→ The exercise
Read the lines that follow and pick out every one containing the word "before".

Recorded data
··········
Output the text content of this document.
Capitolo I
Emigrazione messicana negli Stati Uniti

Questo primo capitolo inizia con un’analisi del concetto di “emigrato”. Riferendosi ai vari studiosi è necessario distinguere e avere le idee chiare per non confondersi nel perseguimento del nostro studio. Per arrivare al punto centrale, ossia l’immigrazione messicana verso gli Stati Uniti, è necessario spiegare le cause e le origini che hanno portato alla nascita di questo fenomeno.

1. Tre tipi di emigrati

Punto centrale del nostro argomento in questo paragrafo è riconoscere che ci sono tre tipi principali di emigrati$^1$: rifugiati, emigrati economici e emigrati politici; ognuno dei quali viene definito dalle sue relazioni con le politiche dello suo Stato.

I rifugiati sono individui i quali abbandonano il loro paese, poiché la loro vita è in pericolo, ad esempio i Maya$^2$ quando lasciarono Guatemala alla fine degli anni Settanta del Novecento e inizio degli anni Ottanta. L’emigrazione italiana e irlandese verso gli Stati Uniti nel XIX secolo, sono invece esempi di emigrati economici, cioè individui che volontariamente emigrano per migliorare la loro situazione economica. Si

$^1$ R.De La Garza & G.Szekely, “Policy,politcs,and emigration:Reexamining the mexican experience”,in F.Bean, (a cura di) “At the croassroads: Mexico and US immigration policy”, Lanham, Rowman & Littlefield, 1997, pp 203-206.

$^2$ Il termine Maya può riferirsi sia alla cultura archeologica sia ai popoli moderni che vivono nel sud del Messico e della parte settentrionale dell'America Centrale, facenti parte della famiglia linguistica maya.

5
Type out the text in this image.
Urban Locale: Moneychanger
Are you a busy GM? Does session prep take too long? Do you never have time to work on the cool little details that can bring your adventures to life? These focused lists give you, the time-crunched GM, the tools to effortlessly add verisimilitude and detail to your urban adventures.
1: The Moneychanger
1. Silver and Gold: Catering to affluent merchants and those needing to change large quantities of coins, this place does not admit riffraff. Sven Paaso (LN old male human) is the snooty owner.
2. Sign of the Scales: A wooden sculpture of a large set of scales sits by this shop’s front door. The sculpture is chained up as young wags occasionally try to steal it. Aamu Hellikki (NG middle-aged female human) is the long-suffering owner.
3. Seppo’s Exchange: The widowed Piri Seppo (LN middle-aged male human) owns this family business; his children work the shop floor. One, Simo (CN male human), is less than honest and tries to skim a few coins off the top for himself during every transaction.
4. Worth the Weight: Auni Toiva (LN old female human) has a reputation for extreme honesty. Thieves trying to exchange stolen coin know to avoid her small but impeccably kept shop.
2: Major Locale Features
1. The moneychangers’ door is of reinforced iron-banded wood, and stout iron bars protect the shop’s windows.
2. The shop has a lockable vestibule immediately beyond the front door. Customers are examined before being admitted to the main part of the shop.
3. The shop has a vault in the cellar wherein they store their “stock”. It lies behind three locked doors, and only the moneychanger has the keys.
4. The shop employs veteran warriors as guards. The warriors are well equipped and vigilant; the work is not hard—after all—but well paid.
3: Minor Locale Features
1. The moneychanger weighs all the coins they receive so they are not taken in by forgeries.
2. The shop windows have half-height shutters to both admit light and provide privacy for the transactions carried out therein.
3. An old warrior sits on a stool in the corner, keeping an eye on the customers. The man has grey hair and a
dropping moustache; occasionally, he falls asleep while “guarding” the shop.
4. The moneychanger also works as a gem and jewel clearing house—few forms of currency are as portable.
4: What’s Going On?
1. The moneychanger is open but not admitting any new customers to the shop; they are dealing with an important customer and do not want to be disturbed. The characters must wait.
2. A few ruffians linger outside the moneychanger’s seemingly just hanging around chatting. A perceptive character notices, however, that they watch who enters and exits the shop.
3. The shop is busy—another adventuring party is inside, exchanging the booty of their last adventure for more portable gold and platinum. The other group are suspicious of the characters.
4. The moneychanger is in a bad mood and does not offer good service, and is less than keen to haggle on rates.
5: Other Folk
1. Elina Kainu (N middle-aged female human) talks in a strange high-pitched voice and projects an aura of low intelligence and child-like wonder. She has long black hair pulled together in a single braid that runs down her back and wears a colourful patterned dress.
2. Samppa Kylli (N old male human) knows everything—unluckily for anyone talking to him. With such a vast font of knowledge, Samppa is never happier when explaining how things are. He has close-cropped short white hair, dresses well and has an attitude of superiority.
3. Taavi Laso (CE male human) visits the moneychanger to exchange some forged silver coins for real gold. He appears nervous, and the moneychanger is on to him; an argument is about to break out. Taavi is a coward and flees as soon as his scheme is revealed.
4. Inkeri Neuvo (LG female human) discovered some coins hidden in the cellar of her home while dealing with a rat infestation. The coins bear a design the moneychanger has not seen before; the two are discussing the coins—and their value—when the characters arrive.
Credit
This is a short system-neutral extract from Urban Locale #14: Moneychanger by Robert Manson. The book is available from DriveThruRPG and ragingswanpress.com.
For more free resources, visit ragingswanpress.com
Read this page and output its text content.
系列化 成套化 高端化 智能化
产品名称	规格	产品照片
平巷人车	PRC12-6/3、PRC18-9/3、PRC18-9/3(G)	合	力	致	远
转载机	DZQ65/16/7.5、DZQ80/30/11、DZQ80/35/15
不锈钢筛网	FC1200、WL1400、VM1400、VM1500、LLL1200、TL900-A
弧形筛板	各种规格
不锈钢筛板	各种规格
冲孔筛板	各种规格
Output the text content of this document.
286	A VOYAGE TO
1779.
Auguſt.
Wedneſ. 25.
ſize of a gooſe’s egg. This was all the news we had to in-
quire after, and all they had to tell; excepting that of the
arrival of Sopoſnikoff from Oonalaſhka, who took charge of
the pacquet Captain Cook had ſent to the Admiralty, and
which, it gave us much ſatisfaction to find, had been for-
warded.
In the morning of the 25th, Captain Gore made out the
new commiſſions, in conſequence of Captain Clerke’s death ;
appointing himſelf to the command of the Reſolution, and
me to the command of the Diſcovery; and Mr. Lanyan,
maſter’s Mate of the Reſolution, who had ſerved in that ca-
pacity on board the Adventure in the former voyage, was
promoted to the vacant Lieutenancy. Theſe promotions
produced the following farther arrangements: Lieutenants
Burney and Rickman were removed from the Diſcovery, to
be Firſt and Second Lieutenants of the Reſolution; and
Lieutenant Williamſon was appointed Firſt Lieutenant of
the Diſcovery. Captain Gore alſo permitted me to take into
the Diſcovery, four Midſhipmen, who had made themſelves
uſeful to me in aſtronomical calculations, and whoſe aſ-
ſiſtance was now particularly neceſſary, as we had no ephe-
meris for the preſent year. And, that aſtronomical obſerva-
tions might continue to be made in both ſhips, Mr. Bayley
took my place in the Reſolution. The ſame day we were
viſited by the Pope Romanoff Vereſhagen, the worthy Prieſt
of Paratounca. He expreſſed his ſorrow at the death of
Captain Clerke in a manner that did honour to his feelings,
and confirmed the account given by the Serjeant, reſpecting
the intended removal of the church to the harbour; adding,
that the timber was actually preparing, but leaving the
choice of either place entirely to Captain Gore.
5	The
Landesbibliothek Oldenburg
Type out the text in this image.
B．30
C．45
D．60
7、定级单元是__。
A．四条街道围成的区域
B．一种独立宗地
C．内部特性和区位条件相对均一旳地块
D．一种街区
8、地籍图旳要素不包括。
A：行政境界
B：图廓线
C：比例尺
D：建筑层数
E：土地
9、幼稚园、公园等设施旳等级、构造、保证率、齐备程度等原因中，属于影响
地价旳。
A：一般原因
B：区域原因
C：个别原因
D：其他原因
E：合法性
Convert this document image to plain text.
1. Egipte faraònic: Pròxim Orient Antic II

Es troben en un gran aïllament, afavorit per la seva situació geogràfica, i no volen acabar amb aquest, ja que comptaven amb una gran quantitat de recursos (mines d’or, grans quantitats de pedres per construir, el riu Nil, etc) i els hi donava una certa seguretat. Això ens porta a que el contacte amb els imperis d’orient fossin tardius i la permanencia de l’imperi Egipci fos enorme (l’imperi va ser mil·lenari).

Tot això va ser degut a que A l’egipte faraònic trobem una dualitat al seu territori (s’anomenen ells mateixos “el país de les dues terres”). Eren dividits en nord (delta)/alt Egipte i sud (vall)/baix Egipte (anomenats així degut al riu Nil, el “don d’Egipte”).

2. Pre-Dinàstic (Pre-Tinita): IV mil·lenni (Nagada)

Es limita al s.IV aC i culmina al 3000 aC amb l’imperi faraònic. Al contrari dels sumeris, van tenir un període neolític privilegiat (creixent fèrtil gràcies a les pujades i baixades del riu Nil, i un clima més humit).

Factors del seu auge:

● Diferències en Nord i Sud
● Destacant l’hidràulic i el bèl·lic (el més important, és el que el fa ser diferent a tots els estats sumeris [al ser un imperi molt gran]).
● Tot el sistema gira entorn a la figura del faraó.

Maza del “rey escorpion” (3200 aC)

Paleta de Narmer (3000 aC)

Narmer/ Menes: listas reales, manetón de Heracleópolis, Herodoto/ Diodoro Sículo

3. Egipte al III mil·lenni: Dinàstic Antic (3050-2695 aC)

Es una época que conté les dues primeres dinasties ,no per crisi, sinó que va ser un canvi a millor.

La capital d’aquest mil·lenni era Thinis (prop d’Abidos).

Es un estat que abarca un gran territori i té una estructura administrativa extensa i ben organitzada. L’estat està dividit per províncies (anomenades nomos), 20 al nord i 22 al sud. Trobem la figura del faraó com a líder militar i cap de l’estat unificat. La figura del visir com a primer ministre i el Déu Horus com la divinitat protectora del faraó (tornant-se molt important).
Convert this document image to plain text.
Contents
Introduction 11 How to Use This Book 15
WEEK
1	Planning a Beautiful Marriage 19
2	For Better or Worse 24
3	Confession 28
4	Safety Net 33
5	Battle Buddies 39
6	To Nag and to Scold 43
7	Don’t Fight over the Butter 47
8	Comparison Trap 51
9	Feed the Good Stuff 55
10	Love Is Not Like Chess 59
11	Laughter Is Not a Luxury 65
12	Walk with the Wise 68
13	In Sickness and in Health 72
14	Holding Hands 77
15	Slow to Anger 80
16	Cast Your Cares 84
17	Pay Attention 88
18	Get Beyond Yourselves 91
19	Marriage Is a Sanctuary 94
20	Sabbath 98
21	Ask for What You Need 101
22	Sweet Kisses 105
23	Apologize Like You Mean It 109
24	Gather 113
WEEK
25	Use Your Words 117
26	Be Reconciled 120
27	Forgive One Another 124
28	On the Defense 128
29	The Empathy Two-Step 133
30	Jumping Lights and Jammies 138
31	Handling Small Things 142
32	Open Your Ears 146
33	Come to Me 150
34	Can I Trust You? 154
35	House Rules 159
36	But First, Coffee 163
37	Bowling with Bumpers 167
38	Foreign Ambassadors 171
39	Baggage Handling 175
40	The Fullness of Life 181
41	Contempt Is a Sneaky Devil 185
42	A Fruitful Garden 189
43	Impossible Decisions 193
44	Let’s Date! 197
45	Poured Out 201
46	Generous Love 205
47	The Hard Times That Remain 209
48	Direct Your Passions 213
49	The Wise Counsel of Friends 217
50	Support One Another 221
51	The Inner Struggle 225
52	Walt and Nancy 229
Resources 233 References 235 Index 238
··········
→ Result for this task
2. The shop has a lockable vestibule immediately beyond the front door. Customers are examined before being admitted to the main part of the shop.
4. Inkeri Neuvo (LG female human) discovered some coins hidden in the cellar of her home while dealing with a rat infestation. The coins bear a design the moneychanger has not seen before; the two are discussing the coins—and their value—when the characters arrive.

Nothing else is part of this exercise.